[Source records]
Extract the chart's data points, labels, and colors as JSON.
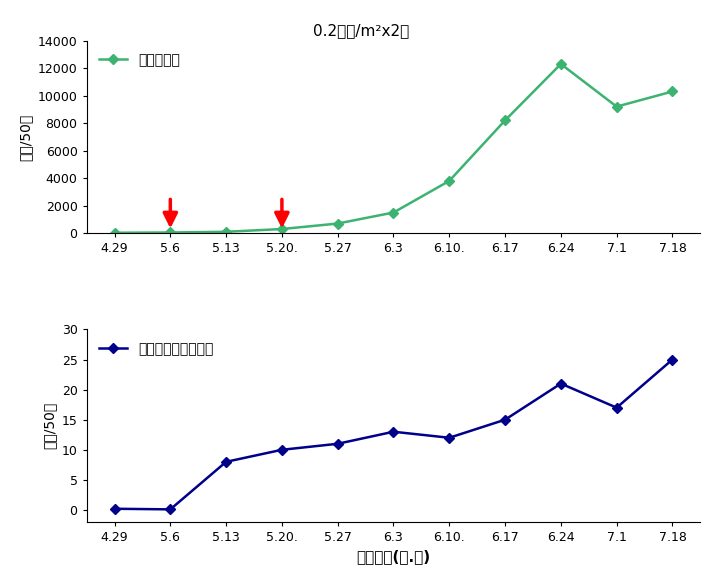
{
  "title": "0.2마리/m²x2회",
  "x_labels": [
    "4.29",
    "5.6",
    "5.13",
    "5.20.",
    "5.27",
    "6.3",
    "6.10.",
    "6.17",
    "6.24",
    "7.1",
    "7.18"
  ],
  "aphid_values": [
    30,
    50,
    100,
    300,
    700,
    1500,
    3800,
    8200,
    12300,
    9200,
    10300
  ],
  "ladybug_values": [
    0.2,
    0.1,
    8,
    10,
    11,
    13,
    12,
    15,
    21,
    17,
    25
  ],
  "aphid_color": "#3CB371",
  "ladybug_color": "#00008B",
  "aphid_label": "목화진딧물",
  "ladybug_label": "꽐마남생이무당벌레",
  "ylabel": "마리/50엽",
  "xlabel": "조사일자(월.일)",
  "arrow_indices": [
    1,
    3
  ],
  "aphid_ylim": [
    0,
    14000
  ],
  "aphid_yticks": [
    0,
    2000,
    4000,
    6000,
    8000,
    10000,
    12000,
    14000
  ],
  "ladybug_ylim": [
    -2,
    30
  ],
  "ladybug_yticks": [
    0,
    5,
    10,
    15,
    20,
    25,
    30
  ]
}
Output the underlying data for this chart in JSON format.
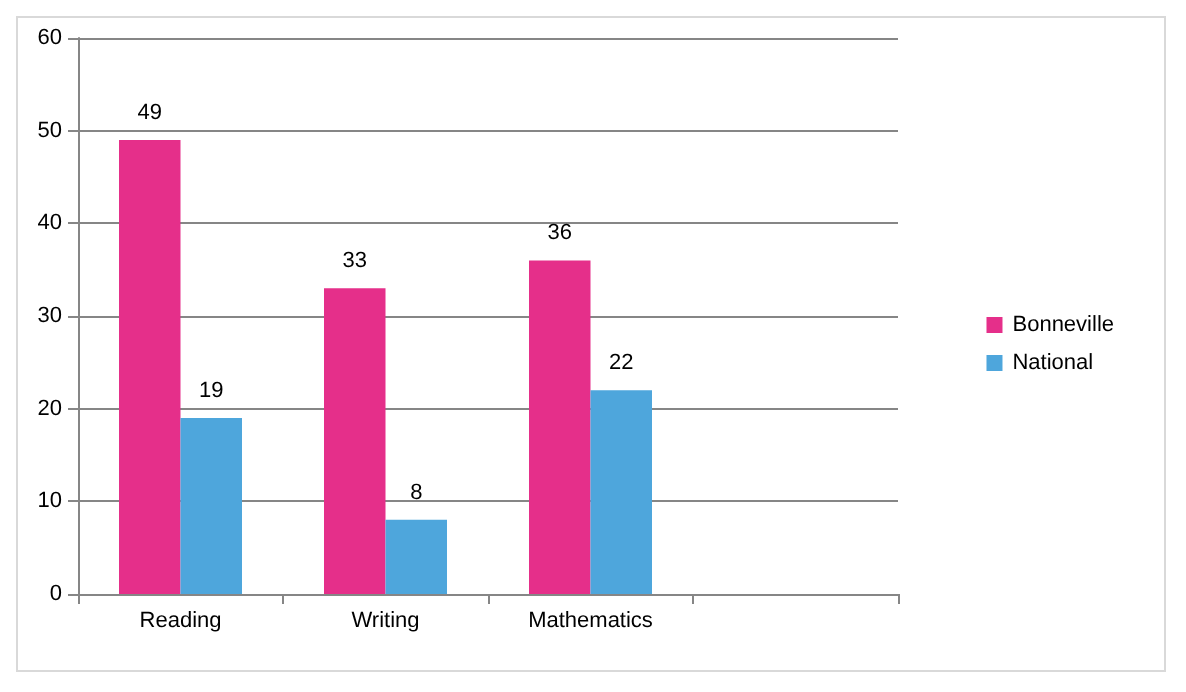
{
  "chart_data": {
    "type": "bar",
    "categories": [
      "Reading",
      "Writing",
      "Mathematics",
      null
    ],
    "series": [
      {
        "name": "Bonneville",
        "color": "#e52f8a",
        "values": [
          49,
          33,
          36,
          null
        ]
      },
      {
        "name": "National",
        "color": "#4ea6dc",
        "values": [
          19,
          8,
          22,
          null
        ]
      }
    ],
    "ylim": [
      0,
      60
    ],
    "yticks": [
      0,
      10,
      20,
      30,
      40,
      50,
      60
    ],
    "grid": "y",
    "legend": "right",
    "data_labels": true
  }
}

■ **REQUIRED TASK**: Return the whole listing, word for word, and leave out every picture.

■ **ANSWER IN FULL**:
Extract the chart's data points, labels, and colors as JSON.
{
  "title": "0.2마리/m²x2회",
  "x_labels": [
    "4.29",
    "5.6",
    "5.13",
    "5.20.",
    "5.27",
    "6.3",
    "6.10.",
    "6.17",
    "6.24",
    "7.1",
    "7.18"
  ],
  "aphid_values": [
    30,
    50,
    100,
    300,
    700,
    1500,
    3800,
    8200,
    12300,
    9200,
    10300
  ],
  "ladybug_values": [
    0.2,
    0.1,
    8,
    10,
    11,
    13,
    12,
    15,
    21,
    17,
    25
  ],
  "aphid_color": "#3CB371",
  "ladybug_color": "#00008B",
  "aphid_label": "목화진딧물",
  "ladybug_label": "꽐마남생이무당벌레",
  "ylabel": "마리/50엽",
  "xlabel": "조사일자(월.일)",
  "arrow_indices": [
    1,
    3
  ],
  "aphid_ylim": [
    0,
    14000
  ],
  "aphid_yticks": [
    0,
    2000,
    4000,
    6000,
    8000,
    10000,
    12000,
    14000
  ],
  "ladybug_ylim": [
    -2,
    30
  ],
  "ladybug_yticks": [
    0,
    5,
    10,
    15,
    20,
    25,
    30
  ]
}
Output the underlying data for this chart in JSON format.
{
  "chart_data": {
    "type": "bar",
    "categories": [
      "Reading",
      "Writing",
      "Mathematics",
      null
    ],
    "series": [
      {
        "name": "Bonneville",
        "color": "#e52f8a",
        "values": [
          49,
          33,
          36,
          null
        ]
      },
      {
        "name": "National",
        "color": "#4ea6dc",
        "values": [
          19,
          8,
          22,
          null
        ]
      }
    ],
    "ylim": [
      0,
      60
    ],
    "yticks": [
      0,
      10,
      20,
      30,
      40,
      50,
      60
    ],
    "grid": "y",
    "legend": "right",
    "data_labels": true
  }
}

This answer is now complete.